# start of Supplied information
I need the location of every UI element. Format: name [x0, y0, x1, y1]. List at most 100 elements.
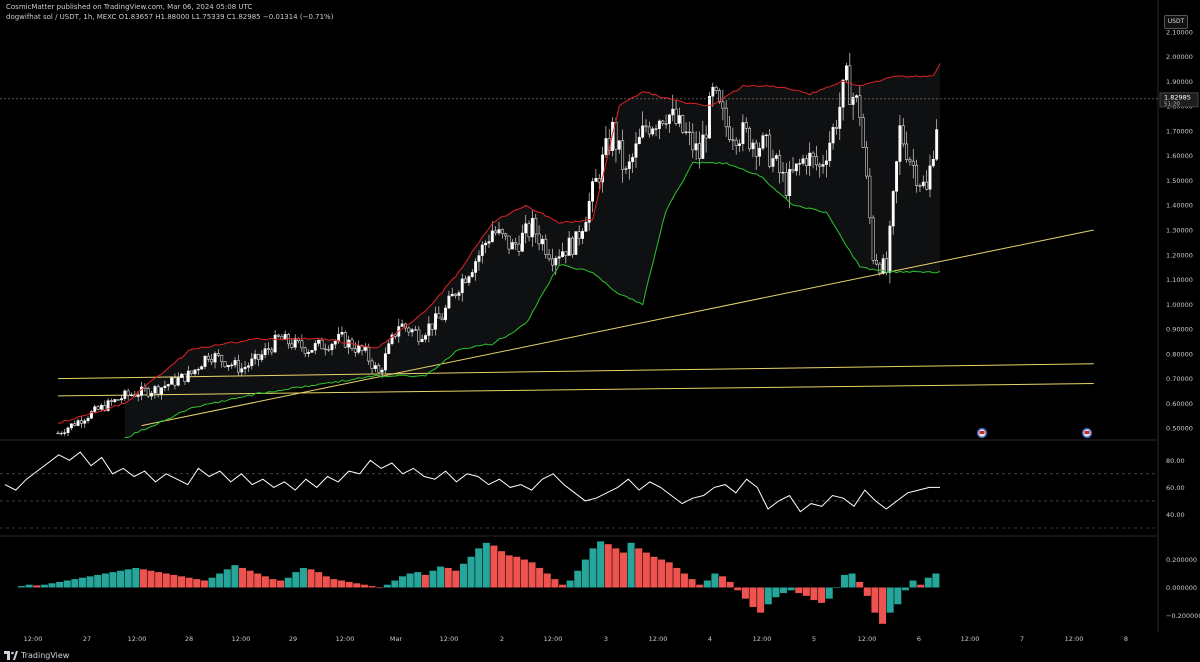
macd-bar [818, 587, 826, 603]
macd-bar [200, 580, 208, 588]
candle-body [360, 345, 364, 351]
candle-body [674, 108, 678, 124]
currency-badge[interactable]: USDT [1164, 15, 1188, 29]
candle-body [551, 258, 554, 266]
macd-bar [330, 579, 338, 588]
candle-body [393, 334, 397, 337]
candle-body [233, 360, 237, 366]
candle-body [120, 398, 123, 401]
candle-body [170, 377, 174, 385]
candle-body [561, 251, 564, 257]
candle-body [784, 172, 788, 196]
candle-body [808, 152, 812, 166]
time-axis-tick: 5 [812, 635, 816, 643]
candle-body [236, 360, 240, 373]
candle-body [203, 355, 207, 367]
countdown-label: 51:20 [1164, 101, 1180, 107]
candle-body [96, 406, 100, 410]
candle-body [183, 373, 187, 382]
price-axis-tick: 2.00000 [1166, 53, 1193, 61]
macd-bar [787, 587, 795, 591]
macd-bar [856, 581, 864, 588]
price-axis-tick: 0.80000 [1166, 350, 1193, 358]
ohlc-readout: O1.83657 H1.88000 L1.75339 C1.82985 −0.0… [118, 13, 334, 21]
candle-body [434, 313, 437, 330]
candle-body [163, 385, 167, 388]
candle-body [150, 392, 153, 397]
candle-body [637, 136, 641, 144]
candle-body [79, 420, 83, 424]
candle-body [156, 386, 160, 395]
candle-body [116, 399, 120, 401]
trendline [57, 383, 1094, 397]
candle-body [307, 352, 311, 354]
candle-body [624, 168, 628, 170]
candle-body [176, 377, 180, 386]
macd-bar [391, 580, 399, 588]
candle-body [484, 242, 488, 246]
macd-bar [566, 580, 574, 588]
macd-bar [292, 572, 300, 588]
macd-bar [459, 563, 467, 588]
candle-body [410, 329, 414, 333]
candle-body [881, 258, 885, 274]
event-flag-stripe [1084, 431, 1090, 434]
candle-body [99, 405, 103, 410]
candle-body [507, 235, 511, 250]
macd-bar [71, 579, 79, 588]
candle-body [196, 368, 200, 371]
time-axis-tick: 29 [289, 635, 297, 643]
macd-bar [216, 573, 224, 588]
macd-bar [680, 573, 688, 588]
tradingview-footer[interactable]: TradingView [4, 648, 69, 662]
candle-body [454, 293, 458, 296]
candle-body [293, 338, 297, 348]
candle-body [754, 142, 758, 157]
macd-bar [383, 584, 391, 588]
candle-body [858, 95, 862, 118]
candle-body [230, 364, 234, 367]
candle-body [788, 169, 792, 196]
candle-body [510, 242, 514, 250]
macd-bar [78, 577, 86, 588]
candle-body [504, 233, 508, 237]
macd-bar [193, 579, 201, 588]
time-axis-tick: Mar [390, 635, 403, 643]
macd-bar [612, 548, 620, 588]
candle-body [831, 127, 835, 144]
time-axis-tick: 12:00 [858, 635, 877, 643]
candle-body [885, 258, 888, 273]
candle-body [751, 142, 755, 150]
candle-body [520, 232, 524, 252]
candle-body [186, 370, 190, 382]
candle-body [801, 158, 805, 164]
candle-body [377, 365, 381, 373]
candle-body [320, 339, 324, 350]
candle-body [687, 131, 691, 133]
candle-body [500, 229, 504, 234]
macd-bar [505, 555, 513, 588]
candle-body [701, 134, 705, 159]
time-axis-tick: 12:00 [440, 635, 459, 643]
candle-body [764, 134, 768, 136]
candle-body [748, 127, 752, 150]
macd-bar [627, 542, 635, 588]
macd-bar [604, 544, 612, 588]
candle-body [617, 140, 621, 150]
candle-body [721, 101, 725, 109]
macd-bar [421, 574, 429, 588]
candle-body [457, 292, 461, 296]
candle-body [110, 400, 113, 403]
macd-bar [398, 576, 407, 588]
macd-bar [498, 551, 506, 588]
candle-body [824, 160, 828, 165]
candle-body [240, 368, 244, 373]
candle-body [89, 411, 93, 419]
candle-body [574, 231, 578, 255]
price-axis-tick: 1.70000 [1166, 127, 1193, 135]
candle-body [83, 420, 87, 424]
macd-bar [589, 548, 597, 588]
macd-bar [414, 572, 422, 588]
footer-brand: TradingView [21, 650, 70, 660]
# end of Supplied information
Task brief
Report every line of the listing above that contains the string "time", matching case exactly.

Written solution
time-axis-tick: 5 [812, 635, 816, 643]
time-axis-tick: 29 [289, 635, 297, 643]
time-axis-tick: Mar [390, 635, 403, 643]
time-axis-tick: 12:00 [858, 635, 877, 643]
time-axis-tick: 12:00 [440, 635, 459, 643]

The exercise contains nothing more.